▶ **WHAT YOU ARE ASKED TO DO**
Lines containing the string "жилой" are to be collected in full.

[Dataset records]
## start
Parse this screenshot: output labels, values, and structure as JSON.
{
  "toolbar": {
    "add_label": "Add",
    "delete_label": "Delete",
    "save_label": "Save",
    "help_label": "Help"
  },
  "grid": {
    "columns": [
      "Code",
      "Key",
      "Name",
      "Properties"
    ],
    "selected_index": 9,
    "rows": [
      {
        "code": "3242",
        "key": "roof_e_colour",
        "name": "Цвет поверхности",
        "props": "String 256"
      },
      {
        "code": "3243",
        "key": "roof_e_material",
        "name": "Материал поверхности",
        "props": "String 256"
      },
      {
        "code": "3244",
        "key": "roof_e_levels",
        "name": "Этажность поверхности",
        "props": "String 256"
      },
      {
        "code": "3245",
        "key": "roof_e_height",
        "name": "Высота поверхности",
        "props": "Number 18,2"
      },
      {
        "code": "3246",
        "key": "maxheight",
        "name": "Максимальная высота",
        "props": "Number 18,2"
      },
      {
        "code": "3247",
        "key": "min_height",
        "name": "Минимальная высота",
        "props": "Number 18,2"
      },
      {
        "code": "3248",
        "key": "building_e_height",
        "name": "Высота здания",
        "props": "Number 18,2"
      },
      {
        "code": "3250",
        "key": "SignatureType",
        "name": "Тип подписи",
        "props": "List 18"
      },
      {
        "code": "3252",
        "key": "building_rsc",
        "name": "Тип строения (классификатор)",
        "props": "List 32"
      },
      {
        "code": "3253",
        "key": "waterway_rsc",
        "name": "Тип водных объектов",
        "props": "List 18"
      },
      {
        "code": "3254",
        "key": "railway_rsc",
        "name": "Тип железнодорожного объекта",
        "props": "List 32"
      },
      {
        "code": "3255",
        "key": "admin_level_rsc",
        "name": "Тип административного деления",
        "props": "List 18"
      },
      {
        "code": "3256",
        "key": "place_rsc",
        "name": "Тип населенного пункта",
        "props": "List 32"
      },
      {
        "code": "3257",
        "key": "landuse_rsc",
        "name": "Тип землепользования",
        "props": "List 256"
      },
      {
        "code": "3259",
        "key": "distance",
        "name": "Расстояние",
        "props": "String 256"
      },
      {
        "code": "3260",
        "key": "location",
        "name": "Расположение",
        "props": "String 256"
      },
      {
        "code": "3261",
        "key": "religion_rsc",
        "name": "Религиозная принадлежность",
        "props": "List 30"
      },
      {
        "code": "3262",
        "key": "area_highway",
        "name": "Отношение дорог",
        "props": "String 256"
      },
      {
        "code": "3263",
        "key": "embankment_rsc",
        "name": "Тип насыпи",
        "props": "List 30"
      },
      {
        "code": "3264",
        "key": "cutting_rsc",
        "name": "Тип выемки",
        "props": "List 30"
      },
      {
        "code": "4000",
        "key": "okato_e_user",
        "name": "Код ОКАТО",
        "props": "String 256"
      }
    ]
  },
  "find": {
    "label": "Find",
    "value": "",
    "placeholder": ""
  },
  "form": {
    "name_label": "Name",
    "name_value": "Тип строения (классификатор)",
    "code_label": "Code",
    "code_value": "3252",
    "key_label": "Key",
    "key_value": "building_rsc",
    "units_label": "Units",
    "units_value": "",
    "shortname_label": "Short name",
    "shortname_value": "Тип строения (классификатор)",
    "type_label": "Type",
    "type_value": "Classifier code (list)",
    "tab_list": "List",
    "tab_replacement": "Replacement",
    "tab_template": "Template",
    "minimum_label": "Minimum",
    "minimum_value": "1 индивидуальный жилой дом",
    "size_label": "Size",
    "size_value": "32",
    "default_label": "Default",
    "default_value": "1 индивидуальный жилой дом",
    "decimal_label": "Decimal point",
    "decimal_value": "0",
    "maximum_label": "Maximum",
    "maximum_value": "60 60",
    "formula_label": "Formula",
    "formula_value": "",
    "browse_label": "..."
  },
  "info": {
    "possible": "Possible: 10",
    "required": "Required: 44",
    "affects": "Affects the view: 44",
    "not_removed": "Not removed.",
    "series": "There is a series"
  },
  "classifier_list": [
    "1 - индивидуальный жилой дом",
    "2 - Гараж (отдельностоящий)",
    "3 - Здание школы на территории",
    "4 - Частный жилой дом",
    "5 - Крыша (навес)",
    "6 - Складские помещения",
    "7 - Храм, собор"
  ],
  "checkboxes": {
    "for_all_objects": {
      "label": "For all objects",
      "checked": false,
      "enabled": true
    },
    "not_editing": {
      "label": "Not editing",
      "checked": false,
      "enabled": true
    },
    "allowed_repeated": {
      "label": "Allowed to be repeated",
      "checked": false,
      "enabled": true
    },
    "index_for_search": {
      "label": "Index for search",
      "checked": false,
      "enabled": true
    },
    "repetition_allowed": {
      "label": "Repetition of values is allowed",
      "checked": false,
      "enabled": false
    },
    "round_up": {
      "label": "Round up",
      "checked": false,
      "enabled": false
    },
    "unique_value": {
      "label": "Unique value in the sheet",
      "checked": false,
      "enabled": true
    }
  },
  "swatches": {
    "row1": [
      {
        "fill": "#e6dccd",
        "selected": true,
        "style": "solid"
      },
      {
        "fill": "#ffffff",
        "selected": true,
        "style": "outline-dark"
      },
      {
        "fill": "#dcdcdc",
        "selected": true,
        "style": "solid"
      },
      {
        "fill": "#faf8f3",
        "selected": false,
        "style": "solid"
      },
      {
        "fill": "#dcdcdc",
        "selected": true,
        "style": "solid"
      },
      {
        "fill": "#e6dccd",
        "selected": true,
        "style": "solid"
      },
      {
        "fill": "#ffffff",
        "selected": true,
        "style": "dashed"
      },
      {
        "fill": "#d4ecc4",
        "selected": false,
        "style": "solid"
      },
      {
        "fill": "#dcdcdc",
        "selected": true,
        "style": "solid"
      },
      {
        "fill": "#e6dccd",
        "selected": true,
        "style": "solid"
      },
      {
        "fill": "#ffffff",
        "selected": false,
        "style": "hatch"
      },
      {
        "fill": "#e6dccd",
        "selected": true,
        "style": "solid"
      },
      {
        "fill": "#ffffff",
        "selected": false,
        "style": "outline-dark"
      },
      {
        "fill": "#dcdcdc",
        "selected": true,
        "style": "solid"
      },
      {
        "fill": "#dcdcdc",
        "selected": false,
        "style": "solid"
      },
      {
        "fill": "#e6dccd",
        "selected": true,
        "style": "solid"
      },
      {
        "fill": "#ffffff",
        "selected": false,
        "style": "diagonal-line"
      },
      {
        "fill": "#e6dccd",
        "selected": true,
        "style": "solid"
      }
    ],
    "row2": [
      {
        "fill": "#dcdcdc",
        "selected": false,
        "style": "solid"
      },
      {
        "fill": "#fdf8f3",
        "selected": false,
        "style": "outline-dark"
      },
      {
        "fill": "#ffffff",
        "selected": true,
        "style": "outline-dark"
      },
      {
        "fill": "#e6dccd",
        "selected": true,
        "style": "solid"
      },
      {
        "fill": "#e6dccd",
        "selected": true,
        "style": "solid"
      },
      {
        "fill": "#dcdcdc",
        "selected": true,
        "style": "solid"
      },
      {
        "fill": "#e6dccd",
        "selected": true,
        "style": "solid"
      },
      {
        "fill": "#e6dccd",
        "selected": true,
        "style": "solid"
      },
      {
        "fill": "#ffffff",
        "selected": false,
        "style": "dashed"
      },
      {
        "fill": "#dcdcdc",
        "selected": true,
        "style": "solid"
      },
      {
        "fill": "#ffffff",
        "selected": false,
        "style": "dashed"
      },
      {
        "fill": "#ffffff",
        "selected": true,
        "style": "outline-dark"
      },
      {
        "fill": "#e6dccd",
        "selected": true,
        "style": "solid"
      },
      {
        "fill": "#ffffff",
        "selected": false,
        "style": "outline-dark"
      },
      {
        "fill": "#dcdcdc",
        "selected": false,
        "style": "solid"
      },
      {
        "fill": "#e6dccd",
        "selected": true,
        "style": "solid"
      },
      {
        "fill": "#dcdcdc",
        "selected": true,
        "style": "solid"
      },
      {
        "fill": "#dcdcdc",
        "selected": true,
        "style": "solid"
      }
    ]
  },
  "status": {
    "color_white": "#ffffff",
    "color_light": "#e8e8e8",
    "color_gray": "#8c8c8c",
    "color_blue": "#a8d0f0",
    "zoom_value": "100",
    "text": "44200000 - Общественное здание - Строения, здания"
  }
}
## end
▶ **TASK RESULT**
    "minimum_value": "1 индивидуальный жилой дом",
    "default_value": "1 индивидуальный жилой дом",
    "1 - индивидуальный жилой дом",
    "4 - Частный жилой дом",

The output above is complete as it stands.